GIVEN REQUEST. Look through the listing for the word "Sell". Copy each line that has it.

DATA ROWS.
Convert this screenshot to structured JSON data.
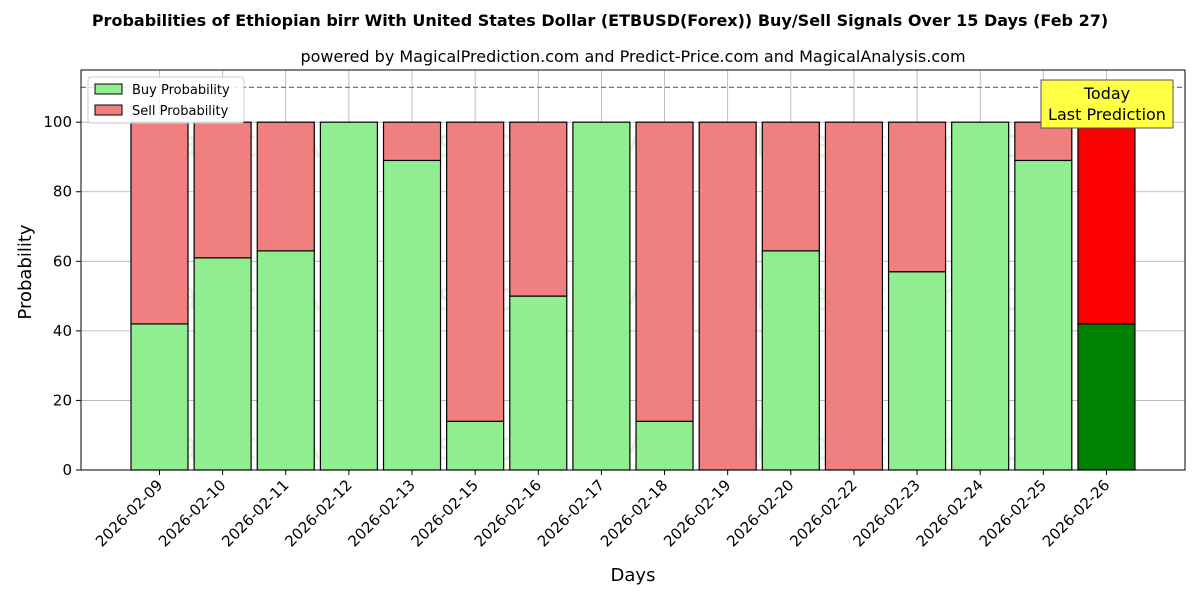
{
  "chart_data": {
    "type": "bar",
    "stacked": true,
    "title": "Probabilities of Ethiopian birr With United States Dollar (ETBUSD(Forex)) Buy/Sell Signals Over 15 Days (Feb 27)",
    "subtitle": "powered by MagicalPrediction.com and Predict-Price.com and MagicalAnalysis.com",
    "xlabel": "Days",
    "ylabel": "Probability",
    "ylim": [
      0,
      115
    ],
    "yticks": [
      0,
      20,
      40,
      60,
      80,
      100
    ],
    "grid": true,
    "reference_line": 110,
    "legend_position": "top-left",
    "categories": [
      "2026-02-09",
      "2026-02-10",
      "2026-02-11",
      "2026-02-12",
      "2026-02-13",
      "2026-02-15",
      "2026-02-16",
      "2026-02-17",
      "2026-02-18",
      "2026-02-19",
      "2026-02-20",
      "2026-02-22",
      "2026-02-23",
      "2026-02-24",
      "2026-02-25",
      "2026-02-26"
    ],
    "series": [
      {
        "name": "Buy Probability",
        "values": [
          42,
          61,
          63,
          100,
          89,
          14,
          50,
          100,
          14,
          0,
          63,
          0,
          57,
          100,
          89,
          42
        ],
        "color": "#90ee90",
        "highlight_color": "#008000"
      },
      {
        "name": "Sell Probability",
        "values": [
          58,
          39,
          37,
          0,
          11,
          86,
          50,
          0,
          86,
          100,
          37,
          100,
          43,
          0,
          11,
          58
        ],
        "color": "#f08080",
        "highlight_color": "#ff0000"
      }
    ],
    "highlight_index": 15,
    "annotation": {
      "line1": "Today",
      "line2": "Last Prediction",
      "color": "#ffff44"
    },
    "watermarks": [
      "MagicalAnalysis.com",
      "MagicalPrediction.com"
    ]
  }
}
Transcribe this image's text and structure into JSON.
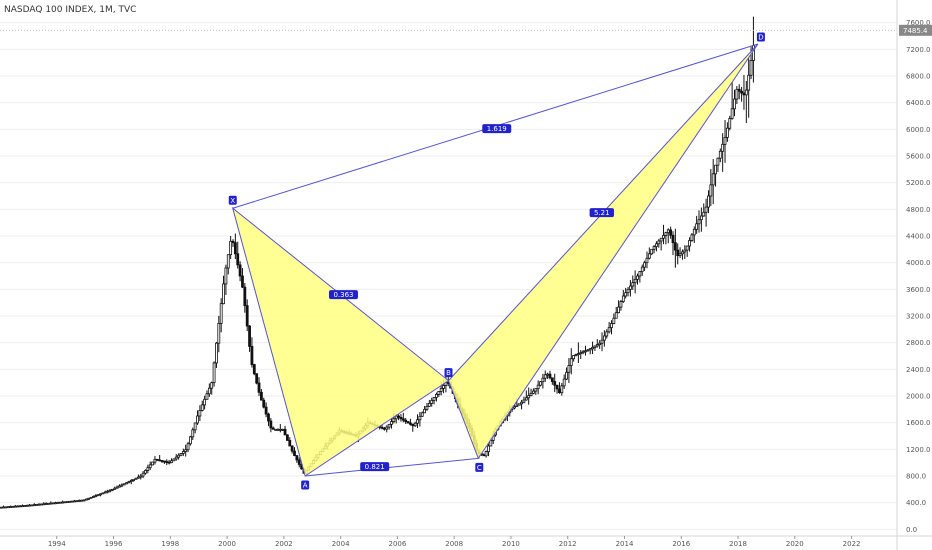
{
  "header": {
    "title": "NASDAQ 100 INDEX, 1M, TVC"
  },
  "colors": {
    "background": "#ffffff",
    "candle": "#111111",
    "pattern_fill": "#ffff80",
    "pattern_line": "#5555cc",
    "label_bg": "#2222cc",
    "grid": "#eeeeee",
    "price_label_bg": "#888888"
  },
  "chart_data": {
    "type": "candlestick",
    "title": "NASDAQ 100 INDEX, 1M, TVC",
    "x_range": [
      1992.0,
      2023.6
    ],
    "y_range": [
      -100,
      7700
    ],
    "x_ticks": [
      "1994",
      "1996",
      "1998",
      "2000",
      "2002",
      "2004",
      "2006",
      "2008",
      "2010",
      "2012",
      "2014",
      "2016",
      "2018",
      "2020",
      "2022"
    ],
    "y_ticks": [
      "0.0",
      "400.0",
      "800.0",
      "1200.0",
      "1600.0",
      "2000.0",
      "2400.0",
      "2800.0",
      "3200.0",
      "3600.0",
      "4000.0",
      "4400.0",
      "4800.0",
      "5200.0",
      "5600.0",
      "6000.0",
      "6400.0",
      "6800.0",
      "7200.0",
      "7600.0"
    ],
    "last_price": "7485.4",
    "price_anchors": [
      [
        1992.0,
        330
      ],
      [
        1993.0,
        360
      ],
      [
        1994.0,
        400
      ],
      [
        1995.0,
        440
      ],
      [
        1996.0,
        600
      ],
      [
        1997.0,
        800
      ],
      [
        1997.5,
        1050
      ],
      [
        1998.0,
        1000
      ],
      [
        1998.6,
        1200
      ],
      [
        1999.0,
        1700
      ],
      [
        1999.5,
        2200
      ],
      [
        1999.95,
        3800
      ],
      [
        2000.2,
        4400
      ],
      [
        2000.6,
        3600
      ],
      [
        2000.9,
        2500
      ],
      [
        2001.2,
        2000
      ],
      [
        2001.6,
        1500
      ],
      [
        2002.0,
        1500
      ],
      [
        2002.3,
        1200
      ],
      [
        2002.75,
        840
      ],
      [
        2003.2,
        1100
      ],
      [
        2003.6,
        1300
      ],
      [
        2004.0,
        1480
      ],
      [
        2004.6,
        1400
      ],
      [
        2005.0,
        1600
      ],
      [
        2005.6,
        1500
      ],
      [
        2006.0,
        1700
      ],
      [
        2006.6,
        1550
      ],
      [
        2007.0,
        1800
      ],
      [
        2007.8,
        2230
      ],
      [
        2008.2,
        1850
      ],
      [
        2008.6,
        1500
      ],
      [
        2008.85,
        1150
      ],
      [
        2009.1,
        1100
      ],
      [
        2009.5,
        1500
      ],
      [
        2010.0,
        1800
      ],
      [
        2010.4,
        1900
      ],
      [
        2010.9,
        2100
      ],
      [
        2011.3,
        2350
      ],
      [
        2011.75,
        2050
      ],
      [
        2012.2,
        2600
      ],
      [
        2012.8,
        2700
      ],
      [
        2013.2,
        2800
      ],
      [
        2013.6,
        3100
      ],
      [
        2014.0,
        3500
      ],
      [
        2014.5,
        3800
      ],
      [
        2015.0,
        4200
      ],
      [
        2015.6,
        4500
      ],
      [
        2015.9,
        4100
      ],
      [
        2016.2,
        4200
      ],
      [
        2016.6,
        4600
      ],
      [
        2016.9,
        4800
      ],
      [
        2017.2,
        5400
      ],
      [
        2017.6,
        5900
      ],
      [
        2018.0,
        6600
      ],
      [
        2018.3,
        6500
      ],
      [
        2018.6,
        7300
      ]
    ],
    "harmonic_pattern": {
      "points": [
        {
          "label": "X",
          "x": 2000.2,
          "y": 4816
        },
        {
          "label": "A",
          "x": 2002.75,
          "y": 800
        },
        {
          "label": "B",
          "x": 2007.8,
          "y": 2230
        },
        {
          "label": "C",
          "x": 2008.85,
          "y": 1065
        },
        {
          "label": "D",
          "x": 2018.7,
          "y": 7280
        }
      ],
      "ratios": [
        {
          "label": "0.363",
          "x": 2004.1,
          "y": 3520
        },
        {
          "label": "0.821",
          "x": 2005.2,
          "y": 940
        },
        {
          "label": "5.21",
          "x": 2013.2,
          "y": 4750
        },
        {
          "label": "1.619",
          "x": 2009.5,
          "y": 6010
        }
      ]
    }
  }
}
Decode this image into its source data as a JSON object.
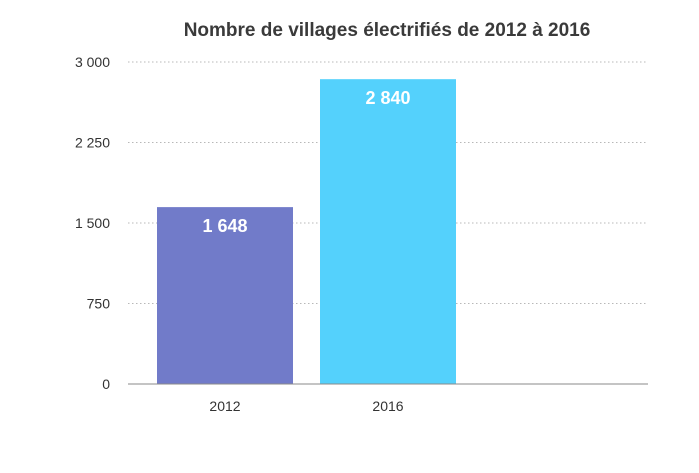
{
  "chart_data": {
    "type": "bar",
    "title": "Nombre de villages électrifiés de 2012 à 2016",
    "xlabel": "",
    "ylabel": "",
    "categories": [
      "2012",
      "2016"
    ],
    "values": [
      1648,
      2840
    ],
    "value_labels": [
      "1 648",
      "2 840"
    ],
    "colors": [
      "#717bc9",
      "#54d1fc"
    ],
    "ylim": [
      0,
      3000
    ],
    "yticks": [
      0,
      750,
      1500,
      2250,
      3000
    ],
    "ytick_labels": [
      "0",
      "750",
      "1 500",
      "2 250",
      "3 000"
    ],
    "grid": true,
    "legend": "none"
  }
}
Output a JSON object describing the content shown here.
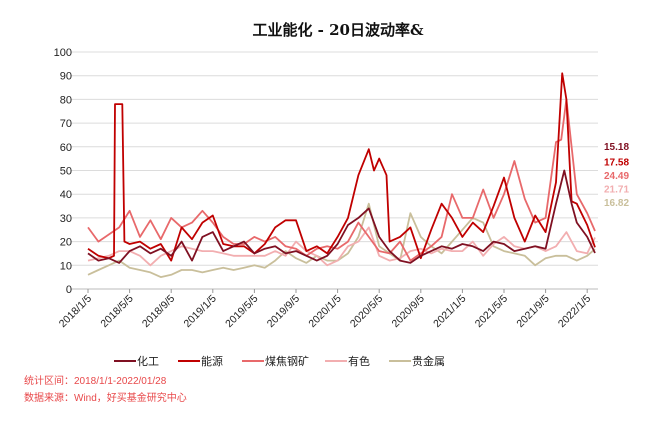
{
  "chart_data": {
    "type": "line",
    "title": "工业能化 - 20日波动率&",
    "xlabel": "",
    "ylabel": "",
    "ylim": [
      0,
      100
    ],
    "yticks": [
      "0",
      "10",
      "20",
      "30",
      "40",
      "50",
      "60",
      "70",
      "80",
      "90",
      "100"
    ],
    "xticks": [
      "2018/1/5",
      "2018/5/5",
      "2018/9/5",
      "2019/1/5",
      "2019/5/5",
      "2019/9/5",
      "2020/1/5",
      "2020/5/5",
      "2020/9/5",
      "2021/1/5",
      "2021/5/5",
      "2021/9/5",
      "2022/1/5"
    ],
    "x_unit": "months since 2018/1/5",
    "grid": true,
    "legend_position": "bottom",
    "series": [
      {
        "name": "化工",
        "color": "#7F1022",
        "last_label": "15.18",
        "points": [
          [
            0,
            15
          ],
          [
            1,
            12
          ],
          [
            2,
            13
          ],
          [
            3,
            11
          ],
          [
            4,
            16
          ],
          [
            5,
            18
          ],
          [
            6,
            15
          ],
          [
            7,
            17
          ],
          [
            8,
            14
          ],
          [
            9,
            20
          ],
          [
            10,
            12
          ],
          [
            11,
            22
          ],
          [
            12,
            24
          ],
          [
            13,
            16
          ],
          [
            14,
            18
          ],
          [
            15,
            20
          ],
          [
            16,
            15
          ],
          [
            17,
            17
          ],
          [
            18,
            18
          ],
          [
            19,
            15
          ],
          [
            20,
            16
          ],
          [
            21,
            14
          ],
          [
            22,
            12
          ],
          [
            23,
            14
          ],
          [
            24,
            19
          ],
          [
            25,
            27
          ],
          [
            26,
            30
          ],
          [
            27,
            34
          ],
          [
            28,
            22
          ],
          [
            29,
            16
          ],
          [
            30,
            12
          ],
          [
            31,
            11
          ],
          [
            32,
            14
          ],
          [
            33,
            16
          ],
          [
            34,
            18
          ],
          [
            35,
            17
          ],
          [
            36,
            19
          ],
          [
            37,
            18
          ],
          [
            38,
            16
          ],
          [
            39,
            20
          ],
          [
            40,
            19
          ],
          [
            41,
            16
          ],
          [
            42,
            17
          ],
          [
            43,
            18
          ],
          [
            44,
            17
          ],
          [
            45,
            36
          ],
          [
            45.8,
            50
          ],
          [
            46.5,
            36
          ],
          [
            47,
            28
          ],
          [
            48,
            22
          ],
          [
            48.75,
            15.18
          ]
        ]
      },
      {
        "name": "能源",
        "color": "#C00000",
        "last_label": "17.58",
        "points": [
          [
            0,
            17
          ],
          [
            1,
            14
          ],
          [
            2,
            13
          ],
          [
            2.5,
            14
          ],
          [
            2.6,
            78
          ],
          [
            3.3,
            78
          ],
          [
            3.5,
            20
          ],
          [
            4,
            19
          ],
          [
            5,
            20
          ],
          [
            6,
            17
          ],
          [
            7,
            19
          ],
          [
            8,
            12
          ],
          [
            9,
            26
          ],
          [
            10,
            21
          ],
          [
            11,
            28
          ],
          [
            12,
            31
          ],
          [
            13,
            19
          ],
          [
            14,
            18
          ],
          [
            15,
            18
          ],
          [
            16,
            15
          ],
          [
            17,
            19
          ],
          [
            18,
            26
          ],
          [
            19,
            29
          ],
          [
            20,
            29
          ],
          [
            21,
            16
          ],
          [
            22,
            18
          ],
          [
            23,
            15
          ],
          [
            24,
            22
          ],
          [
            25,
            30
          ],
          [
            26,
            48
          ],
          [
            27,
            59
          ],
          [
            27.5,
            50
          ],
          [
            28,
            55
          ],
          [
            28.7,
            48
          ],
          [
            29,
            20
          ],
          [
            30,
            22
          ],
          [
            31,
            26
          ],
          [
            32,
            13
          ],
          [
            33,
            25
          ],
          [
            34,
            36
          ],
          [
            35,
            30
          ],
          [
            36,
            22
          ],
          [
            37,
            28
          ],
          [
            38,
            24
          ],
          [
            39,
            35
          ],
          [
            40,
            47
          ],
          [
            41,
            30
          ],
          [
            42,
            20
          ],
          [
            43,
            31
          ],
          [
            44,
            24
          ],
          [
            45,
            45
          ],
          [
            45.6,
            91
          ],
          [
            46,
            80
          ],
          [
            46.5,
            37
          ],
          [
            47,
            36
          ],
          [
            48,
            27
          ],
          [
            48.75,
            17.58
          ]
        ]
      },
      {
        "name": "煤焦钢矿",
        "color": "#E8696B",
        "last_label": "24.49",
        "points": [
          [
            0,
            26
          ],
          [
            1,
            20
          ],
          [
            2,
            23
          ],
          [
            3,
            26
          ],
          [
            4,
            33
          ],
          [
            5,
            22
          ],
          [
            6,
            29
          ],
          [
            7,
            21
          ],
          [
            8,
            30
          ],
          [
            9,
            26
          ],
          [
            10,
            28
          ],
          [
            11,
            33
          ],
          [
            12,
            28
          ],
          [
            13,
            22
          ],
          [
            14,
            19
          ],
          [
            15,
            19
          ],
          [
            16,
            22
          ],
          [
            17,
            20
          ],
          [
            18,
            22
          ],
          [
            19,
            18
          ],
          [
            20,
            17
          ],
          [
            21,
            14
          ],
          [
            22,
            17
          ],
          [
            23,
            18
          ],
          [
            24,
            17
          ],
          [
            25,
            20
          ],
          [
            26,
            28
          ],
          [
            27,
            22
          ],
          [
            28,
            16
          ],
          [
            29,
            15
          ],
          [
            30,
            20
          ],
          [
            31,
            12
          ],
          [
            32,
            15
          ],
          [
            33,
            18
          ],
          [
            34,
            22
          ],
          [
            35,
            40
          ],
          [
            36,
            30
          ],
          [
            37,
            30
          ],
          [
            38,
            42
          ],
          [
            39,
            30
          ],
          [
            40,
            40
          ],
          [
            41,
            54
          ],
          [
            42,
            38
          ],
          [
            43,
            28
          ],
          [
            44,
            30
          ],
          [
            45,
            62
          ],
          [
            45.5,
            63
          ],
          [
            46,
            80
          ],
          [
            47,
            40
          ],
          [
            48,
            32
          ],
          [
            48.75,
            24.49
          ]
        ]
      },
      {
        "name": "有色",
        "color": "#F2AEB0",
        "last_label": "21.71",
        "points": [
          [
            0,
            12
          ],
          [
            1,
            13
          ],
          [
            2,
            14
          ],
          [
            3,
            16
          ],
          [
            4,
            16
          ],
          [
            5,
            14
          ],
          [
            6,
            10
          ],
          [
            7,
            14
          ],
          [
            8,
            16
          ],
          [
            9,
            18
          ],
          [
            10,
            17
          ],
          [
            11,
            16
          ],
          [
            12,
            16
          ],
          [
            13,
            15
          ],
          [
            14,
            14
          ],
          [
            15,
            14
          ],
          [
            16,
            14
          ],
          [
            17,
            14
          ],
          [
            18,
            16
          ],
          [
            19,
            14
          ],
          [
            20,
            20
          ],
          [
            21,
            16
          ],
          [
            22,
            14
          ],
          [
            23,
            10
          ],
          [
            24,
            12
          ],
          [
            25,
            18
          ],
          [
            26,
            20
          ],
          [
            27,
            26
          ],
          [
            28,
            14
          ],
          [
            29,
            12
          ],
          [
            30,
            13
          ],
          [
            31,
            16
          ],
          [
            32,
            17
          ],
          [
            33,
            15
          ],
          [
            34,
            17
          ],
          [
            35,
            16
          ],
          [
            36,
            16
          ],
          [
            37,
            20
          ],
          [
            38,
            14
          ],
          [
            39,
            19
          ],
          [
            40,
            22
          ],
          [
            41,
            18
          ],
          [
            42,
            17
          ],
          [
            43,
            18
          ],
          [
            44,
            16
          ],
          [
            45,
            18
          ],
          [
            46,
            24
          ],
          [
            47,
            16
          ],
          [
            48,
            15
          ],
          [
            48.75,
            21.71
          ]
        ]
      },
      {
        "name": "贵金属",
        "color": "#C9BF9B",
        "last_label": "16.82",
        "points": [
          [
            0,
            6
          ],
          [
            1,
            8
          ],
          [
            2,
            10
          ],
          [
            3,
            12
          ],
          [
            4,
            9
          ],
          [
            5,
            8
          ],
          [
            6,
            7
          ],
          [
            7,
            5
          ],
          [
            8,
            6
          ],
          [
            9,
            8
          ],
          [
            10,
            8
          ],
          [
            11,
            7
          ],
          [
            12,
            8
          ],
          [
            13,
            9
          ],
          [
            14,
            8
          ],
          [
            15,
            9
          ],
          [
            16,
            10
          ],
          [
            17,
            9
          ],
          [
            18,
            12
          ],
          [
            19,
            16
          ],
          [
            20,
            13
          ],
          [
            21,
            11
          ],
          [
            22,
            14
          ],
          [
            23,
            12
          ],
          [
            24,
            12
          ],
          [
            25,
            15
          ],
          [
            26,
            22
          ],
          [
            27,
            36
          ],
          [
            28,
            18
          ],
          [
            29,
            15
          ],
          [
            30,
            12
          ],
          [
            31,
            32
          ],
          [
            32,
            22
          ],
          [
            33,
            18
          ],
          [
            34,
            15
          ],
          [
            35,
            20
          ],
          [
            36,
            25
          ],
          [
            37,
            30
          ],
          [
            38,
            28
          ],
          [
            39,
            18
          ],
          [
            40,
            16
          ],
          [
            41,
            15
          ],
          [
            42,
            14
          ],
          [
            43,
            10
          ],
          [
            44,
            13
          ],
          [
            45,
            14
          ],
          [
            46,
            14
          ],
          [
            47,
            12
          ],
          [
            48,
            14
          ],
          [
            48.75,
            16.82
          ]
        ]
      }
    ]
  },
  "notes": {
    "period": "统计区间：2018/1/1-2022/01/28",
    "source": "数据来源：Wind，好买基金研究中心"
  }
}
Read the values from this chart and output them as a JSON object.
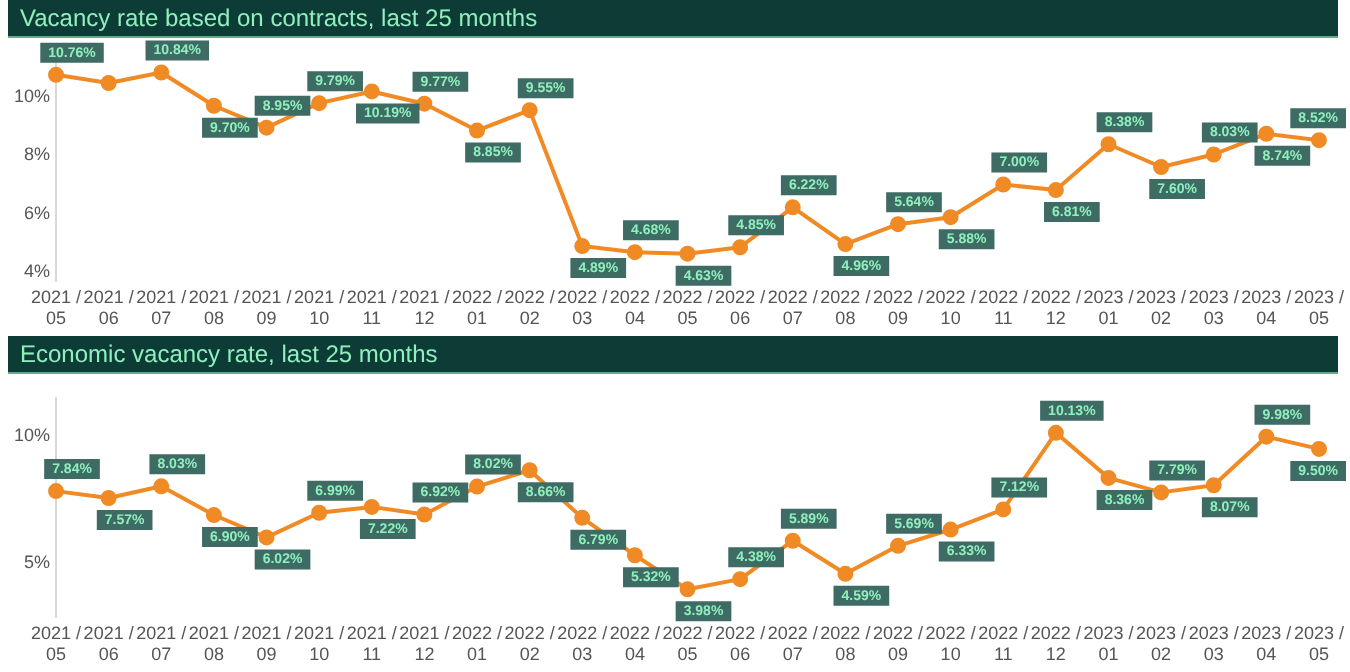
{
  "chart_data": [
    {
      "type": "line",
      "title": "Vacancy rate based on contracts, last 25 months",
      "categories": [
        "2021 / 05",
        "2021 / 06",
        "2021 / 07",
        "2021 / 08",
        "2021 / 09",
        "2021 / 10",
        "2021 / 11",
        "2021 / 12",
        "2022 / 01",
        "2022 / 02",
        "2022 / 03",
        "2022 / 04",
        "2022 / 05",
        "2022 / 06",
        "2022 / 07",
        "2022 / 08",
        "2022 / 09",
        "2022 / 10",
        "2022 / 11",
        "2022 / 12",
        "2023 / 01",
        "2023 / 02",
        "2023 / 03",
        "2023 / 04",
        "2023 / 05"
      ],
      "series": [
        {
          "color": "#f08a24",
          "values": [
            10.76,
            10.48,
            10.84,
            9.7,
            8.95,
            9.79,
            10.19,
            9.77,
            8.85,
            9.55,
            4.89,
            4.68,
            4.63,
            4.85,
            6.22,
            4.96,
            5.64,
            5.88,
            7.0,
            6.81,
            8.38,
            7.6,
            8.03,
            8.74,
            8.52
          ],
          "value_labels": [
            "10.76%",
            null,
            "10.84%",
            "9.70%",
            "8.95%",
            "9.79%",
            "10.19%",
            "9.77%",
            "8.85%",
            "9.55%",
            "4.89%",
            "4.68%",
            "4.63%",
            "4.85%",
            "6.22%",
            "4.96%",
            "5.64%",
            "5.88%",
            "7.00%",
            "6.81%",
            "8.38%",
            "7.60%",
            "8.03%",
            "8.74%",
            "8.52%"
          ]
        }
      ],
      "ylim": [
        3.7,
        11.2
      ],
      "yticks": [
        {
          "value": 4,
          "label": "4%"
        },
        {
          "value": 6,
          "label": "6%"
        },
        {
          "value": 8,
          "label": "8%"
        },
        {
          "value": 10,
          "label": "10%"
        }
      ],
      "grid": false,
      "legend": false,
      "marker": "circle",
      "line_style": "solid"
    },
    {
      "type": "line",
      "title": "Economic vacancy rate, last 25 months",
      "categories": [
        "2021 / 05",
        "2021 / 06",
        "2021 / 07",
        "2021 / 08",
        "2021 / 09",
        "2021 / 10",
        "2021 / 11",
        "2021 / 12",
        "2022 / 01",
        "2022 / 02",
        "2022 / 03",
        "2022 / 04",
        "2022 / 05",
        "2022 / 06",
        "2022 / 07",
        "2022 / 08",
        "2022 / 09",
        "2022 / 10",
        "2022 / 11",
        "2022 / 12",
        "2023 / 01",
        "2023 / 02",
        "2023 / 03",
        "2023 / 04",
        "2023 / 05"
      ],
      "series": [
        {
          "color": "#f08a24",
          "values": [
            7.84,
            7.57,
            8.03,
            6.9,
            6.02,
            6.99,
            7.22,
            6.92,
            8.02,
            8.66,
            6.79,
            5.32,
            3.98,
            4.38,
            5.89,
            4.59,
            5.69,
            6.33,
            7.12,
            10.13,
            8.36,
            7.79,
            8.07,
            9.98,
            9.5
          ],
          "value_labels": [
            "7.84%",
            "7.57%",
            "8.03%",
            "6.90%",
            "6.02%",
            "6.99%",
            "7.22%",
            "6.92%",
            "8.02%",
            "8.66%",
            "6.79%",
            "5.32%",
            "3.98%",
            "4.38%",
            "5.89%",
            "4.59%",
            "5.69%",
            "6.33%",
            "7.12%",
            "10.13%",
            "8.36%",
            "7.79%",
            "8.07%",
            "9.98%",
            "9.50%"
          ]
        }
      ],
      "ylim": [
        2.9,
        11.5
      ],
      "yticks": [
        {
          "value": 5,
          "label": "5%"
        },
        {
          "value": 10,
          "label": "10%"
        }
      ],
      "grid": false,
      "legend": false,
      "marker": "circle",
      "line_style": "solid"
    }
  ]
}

TASK RESPONSE.
    "title": "Probabilities of Ethiopian birr With United States Dollar (ETBUSD(Forex)) Buy/Sell Signals Over 15 Days (Feb 27)",
        "name": "Sell Probability",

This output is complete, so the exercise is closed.